## WHAT YOU SHOULD DO
A partial copy is required: transcribe exactly the lines from the one containing "Enumerate this screenshot's" through the last line below, without any pictures.

— begin SOURCE RECORDS —

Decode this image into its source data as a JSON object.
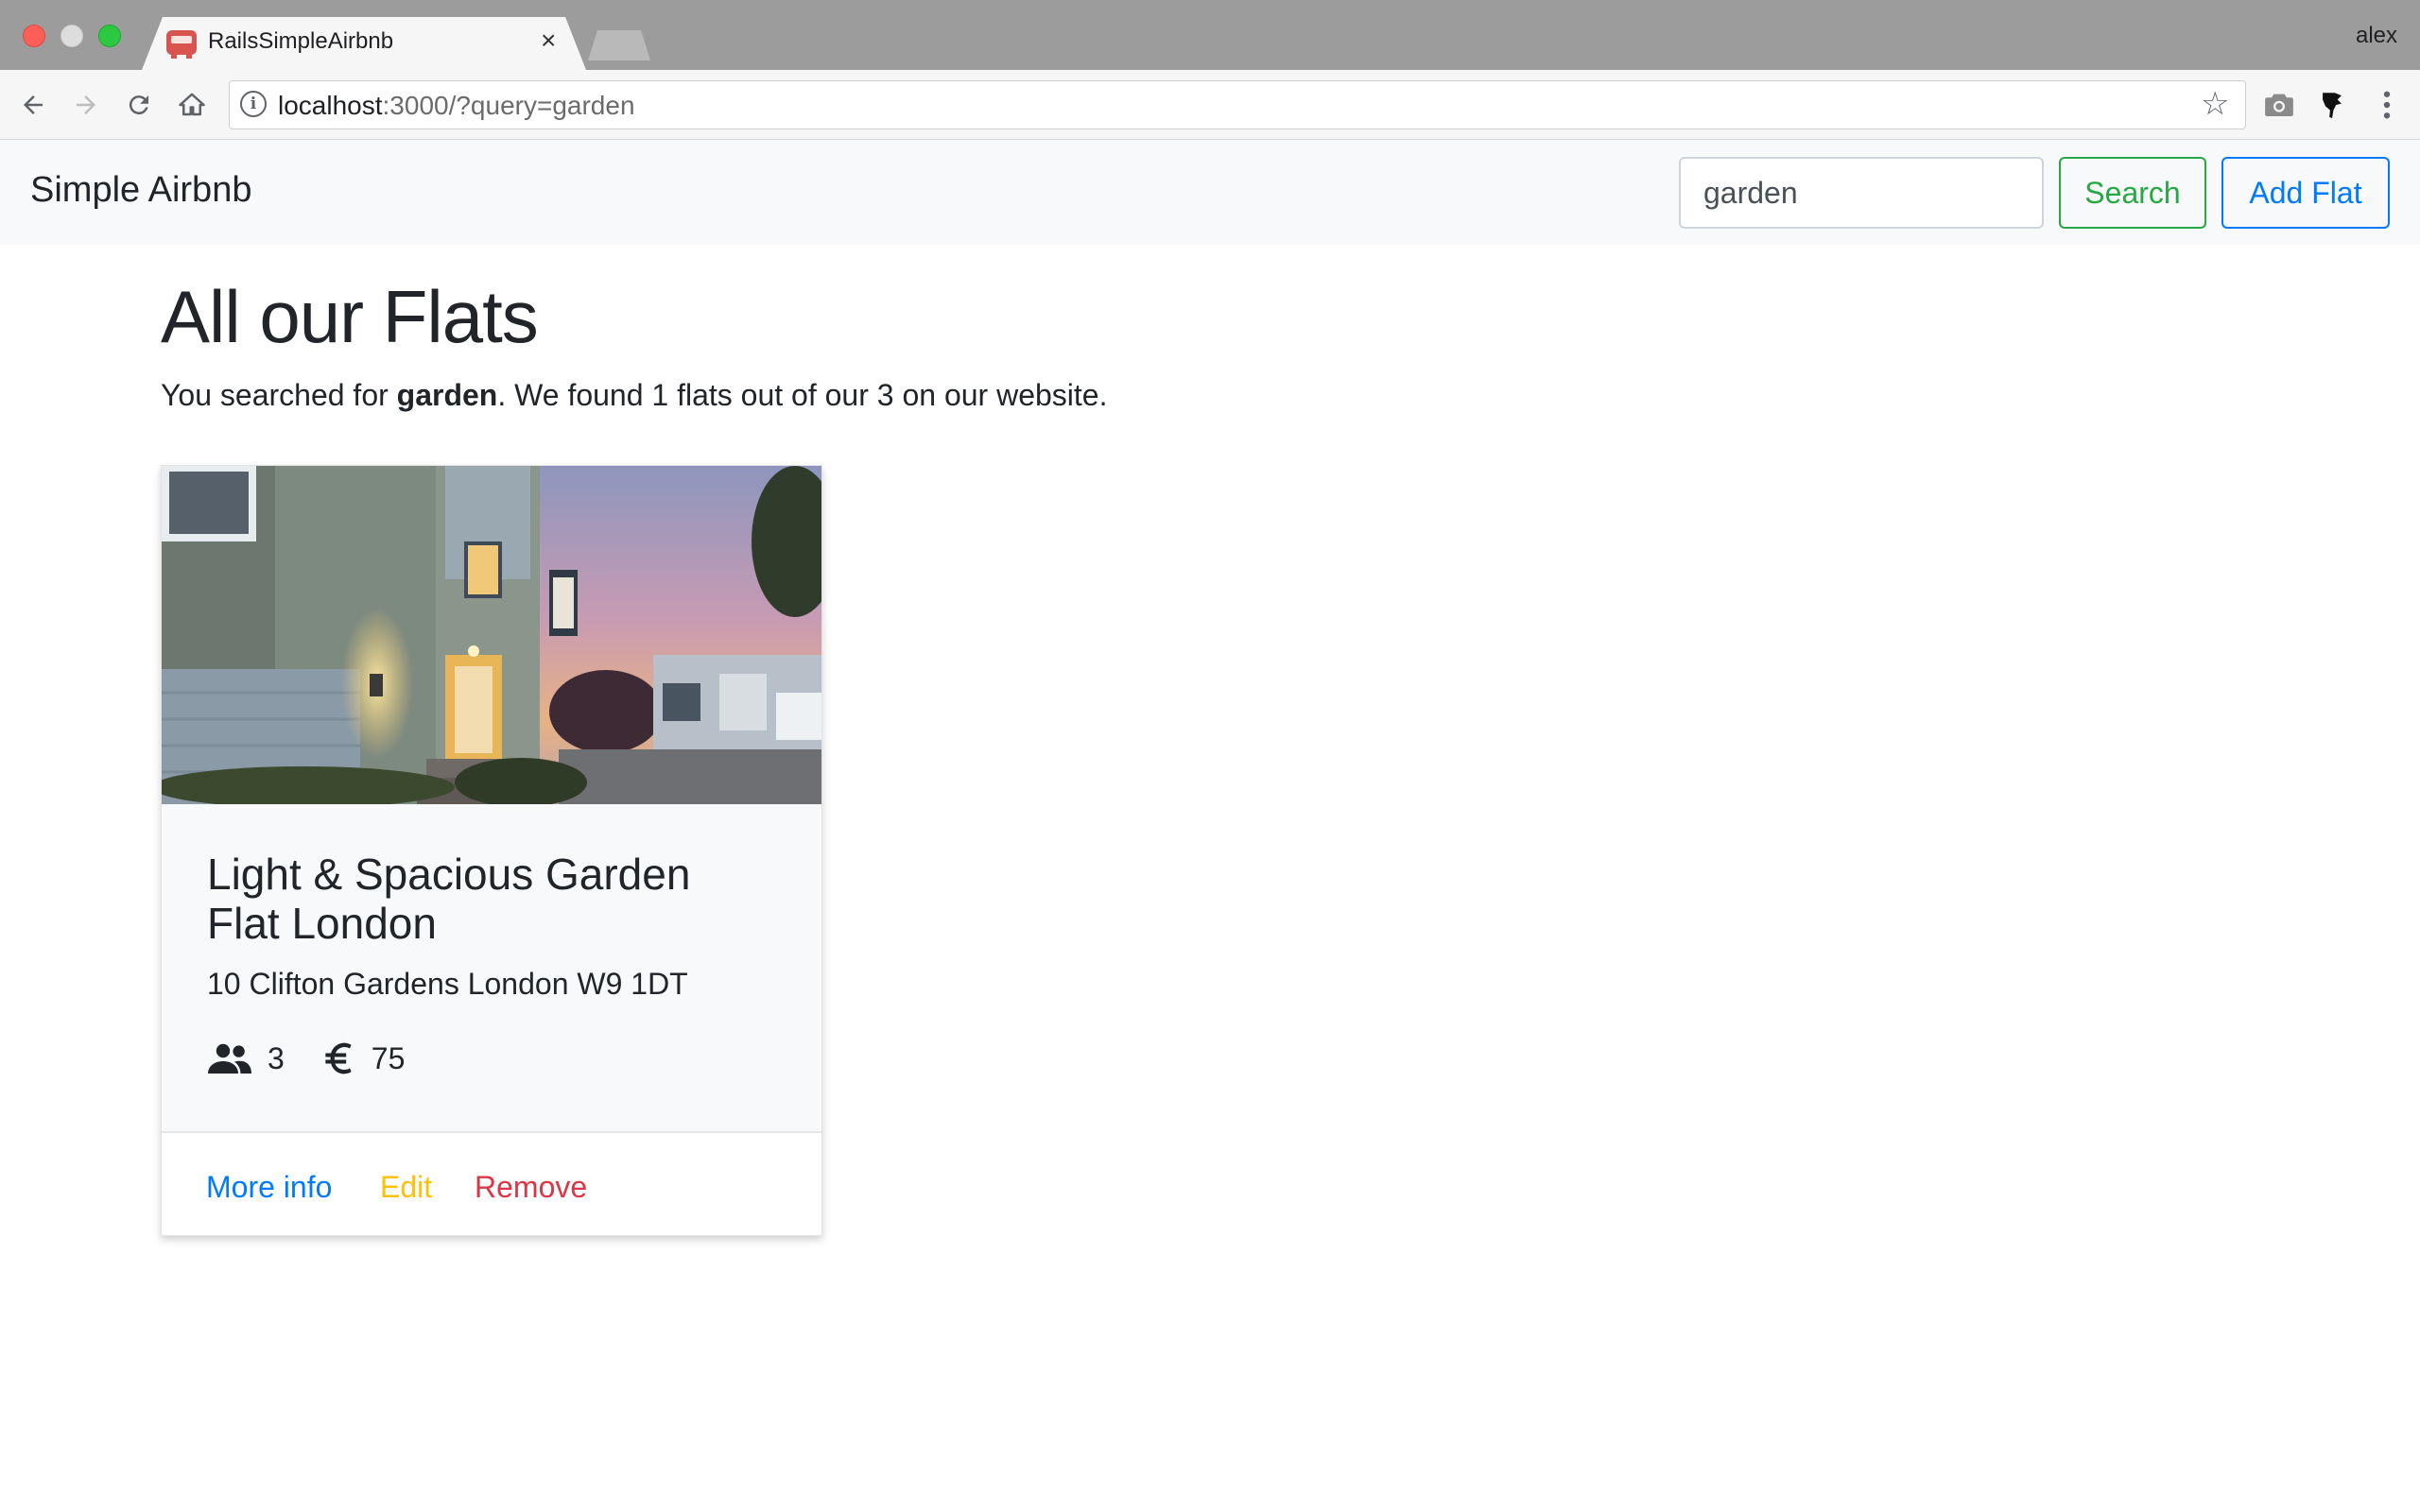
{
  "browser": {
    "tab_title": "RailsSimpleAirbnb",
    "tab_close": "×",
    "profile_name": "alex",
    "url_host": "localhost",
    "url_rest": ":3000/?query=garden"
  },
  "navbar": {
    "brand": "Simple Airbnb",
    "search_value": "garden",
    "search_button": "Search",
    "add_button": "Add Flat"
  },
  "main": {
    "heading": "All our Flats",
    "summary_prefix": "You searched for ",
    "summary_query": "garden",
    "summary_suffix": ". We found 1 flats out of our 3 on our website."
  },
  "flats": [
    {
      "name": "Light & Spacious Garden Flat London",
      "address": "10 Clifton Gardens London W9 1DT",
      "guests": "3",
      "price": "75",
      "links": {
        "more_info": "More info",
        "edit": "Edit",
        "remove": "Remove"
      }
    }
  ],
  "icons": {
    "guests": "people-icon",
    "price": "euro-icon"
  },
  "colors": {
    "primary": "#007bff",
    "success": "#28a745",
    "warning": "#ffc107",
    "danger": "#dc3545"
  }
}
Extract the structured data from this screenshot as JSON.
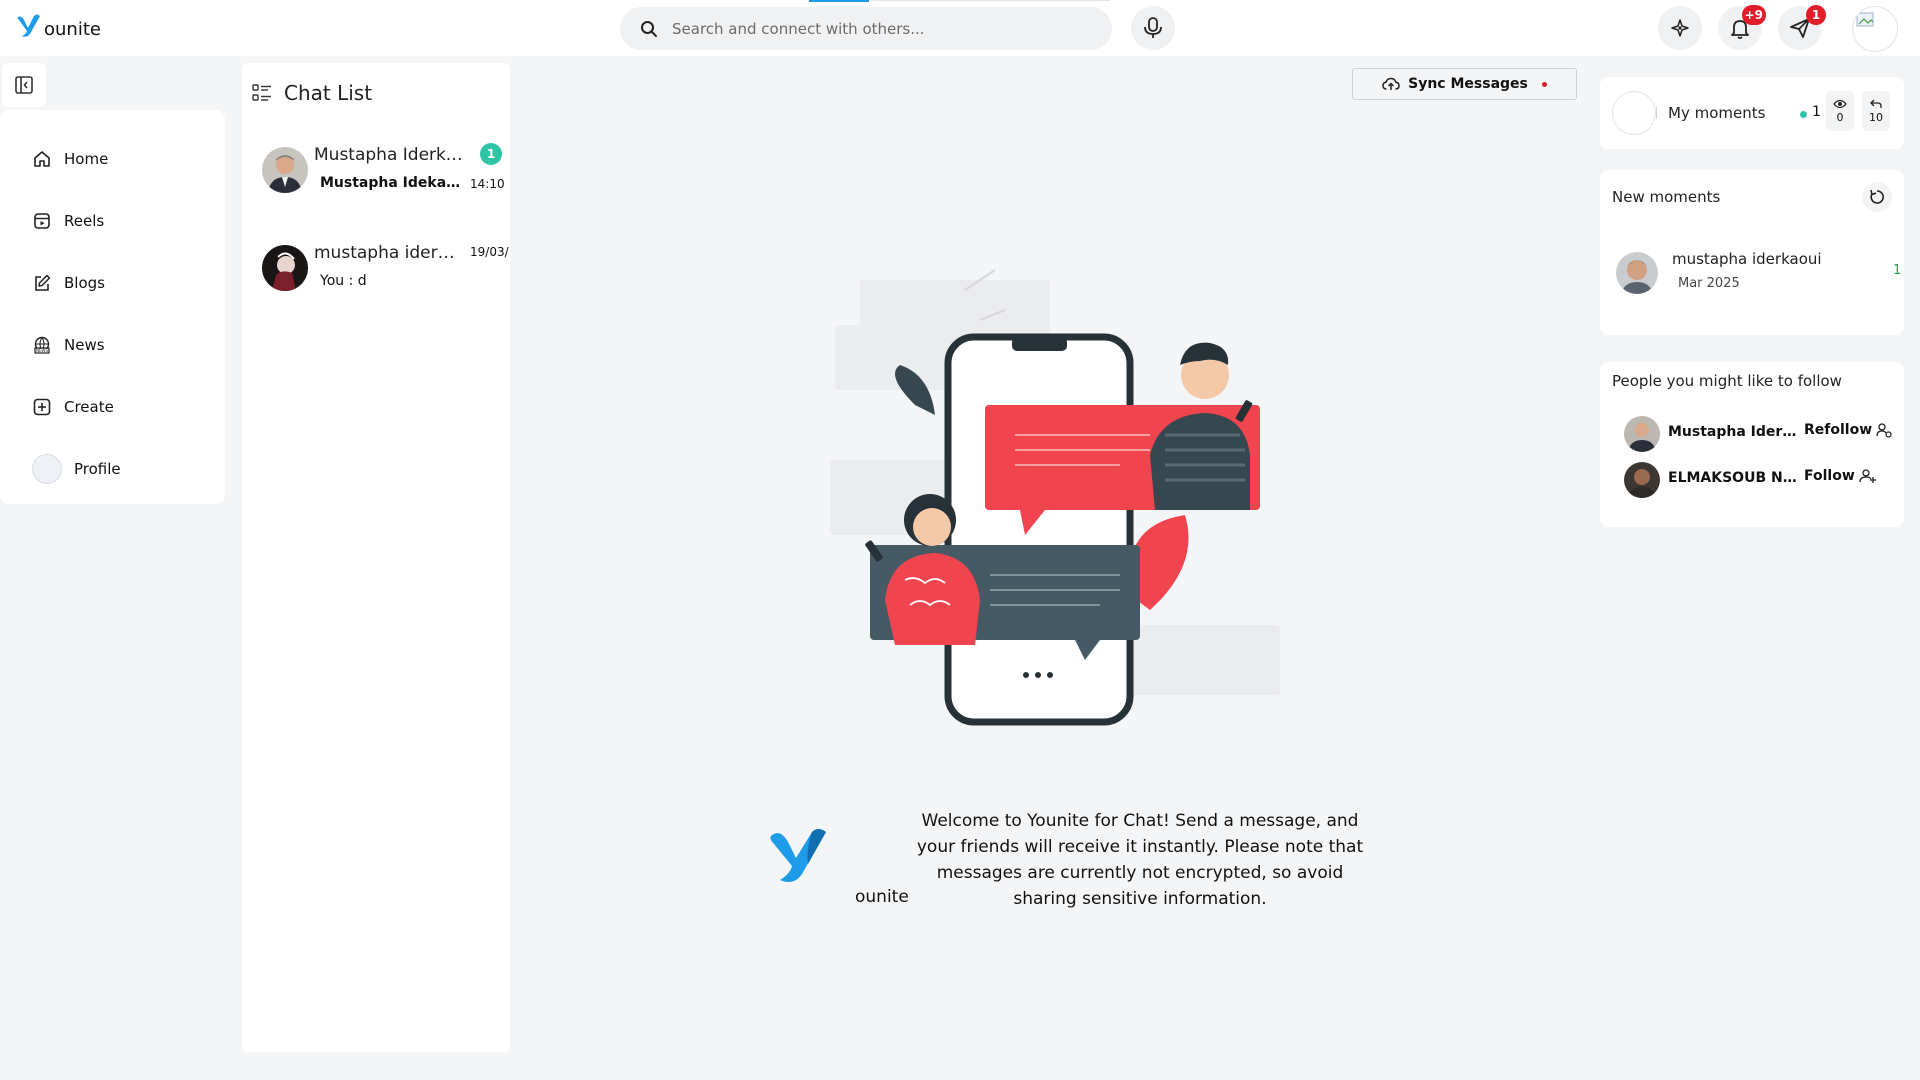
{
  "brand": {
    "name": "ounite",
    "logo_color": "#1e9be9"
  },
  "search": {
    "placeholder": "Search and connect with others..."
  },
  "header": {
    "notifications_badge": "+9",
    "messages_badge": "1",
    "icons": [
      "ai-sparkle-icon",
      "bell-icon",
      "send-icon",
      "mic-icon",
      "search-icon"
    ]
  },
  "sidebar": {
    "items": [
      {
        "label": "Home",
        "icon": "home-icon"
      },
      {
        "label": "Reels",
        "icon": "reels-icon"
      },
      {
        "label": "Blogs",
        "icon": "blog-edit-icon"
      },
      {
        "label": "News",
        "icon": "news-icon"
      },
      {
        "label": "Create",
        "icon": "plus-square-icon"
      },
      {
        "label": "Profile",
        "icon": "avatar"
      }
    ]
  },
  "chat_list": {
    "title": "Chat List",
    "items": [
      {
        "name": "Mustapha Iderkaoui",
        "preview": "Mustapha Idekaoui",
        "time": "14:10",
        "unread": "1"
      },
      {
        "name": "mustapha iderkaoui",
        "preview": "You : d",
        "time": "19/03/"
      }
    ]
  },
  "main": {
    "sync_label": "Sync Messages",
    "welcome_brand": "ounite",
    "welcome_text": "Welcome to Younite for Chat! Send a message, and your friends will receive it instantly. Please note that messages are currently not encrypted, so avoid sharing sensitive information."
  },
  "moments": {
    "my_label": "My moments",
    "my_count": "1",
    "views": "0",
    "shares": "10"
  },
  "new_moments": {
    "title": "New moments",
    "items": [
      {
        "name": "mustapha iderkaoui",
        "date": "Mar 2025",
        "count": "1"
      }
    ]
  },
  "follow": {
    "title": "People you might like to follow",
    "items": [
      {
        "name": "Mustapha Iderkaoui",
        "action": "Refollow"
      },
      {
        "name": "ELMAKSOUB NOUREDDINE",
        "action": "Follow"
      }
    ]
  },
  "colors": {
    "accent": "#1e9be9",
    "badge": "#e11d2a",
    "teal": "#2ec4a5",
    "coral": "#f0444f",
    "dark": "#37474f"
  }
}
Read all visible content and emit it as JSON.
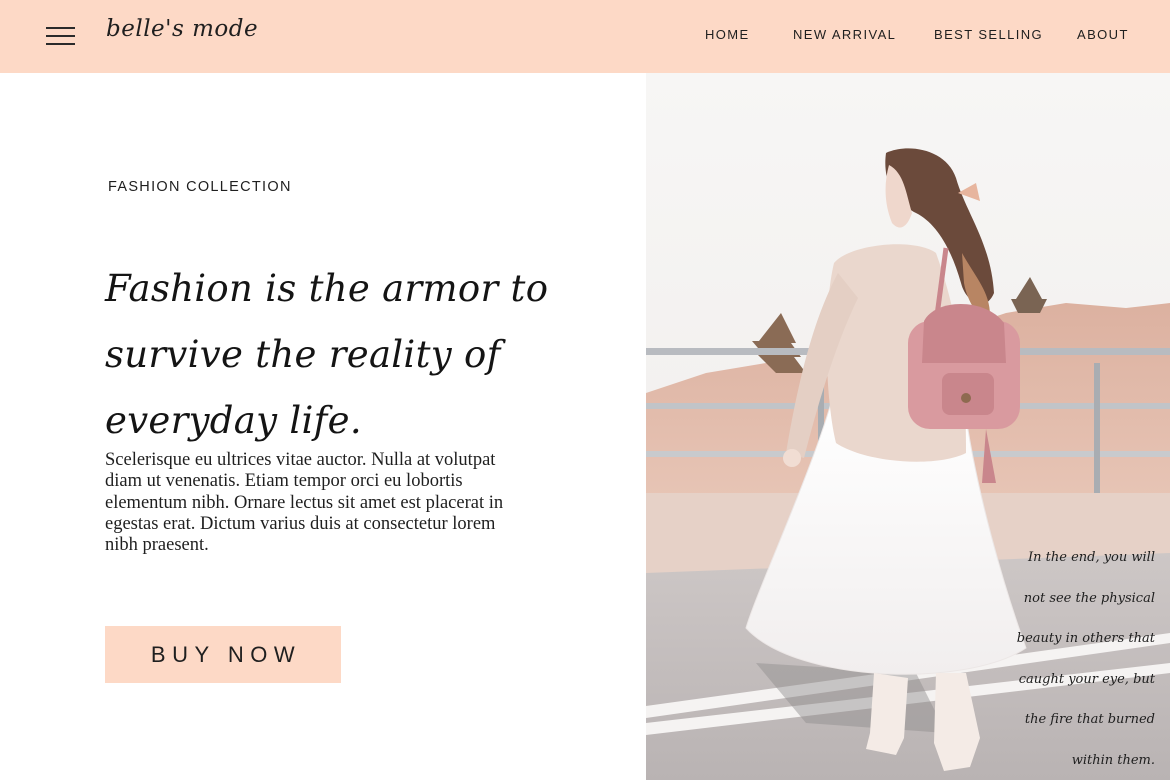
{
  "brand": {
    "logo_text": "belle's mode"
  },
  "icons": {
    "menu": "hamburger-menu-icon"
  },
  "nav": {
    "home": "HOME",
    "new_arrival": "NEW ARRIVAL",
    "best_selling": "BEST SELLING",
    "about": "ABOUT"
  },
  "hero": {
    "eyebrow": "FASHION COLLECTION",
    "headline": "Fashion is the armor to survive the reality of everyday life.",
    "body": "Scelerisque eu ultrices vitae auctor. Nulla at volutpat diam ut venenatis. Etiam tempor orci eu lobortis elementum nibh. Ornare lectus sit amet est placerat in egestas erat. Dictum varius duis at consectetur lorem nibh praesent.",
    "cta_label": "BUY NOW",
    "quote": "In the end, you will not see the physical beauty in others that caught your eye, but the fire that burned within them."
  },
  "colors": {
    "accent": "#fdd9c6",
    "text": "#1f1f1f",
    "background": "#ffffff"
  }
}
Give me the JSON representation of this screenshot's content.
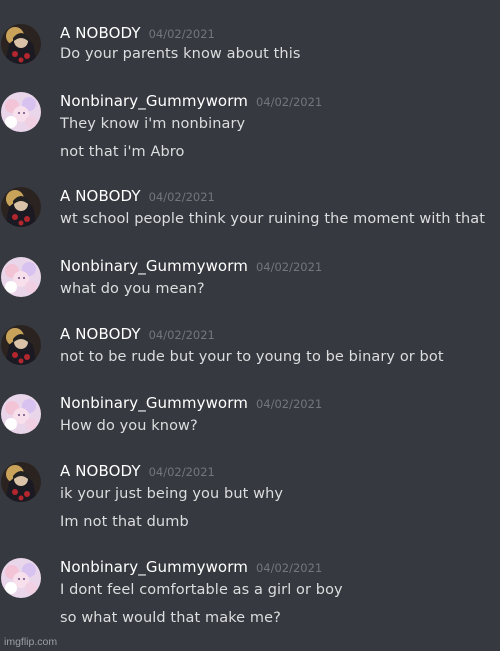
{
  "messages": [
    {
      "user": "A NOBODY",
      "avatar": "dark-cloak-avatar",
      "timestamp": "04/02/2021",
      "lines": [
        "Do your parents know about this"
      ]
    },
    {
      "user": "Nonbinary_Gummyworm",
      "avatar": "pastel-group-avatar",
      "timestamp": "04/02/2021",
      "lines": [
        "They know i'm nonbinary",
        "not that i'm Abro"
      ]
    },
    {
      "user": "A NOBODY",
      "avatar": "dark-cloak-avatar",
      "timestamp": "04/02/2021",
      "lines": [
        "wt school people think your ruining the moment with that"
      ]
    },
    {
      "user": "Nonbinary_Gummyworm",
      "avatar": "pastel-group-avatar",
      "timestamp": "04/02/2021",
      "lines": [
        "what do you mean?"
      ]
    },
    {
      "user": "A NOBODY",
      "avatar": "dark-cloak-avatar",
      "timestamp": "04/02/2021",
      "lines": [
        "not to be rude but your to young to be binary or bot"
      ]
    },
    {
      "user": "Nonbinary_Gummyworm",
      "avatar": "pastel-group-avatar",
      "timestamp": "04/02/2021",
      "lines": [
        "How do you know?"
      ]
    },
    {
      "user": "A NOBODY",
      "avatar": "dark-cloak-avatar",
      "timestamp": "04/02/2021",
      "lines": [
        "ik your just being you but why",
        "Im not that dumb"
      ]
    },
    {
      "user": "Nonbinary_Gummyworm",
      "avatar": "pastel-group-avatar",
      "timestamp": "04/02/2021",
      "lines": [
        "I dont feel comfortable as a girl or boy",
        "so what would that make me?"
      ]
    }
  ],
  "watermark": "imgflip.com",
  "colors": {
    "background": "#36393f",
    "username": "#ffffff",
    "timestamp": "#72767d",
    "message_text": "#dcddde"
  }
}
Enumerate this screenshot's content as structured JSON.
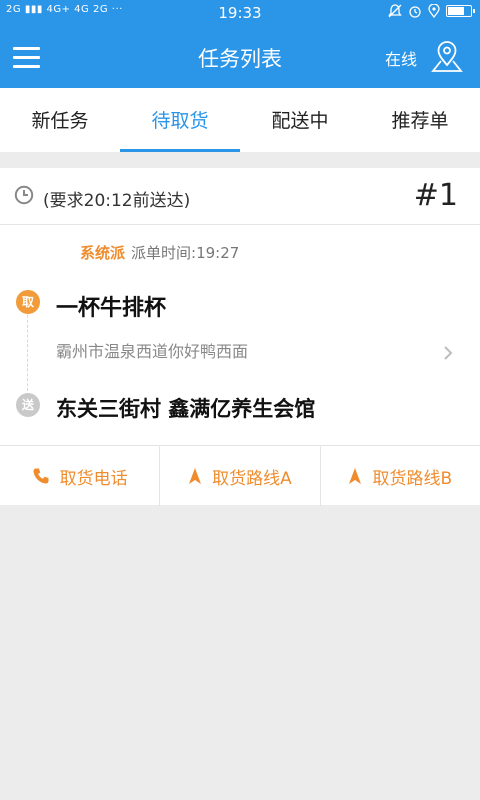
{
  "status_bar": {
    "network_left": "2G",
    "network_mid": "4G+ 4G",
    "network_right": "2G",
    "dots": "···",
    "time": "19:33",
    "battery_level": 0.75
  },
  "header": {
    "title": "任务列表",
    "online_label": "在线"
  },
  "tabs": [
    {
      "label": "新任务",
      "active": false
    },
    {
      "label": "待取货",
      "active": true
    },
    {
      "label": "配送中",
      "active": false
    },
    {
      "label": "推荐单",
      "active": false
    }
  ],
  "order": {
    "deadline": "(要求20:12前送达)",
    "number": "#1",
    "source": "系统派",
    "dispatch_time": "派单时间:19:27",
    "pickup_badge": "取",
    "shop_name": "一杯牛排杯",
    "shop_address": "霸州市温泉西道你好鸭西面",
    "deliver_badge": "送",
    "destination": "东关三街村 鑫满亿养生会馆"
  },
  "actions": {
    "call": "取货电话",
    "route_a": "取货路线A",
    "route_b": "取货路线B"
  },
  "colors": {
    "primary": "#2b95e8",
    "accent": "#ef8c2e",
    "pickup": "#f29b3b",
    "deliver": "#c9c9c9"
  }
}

— end SOURCE RECORDS —

## WRITTEN REPLY
Enumerate this screenshot's content as structured JSON.
{
  "status_bar": {
    "network_left": "2G",
    "network_mid": "4G+ 4G",
    "network_right": "2G",
    "dots": "···",
    "time": "19:33",
    "battery_level": 0.75
  },
  "header": {
    "title": "任务列表",
    "online_label": "在线"
  },
  "tabs": [
    {
      "label": "新任务",
      "active": false
    },
    {
      "label": "待取货",
      "active": true
    },
    {
      "label": "配送中",
      "active": false
    },
    {
      "label": "推荐单",
      "active": false
    }
  ],
  "order": {
    "deadline": "(要求20:12前送达)",
    "number": "#1",
    "source": "系统派",
    "dispatch_time": "派单时间:19:27",
    "pickup_badge": "取",
    "shop_name": "一杯牛排杯",
    "shop_address": "霸州市温泉西道你好鸭西面",
    "deliver_badge": "送",
    "destination": "东关三街村 鑫满亿养生会馆"
  },
  "actions": {
    "call": "取货电话",
    "route_a": "取货路线A",
    "route_b": "取货路线B"
  },
  "colors": {
    "primary": "#2b95e8",
    "accent": "#ef8c2e",
    "pickup": "#f29b3b",
    "deliver": "#c9c9c9"
  }
}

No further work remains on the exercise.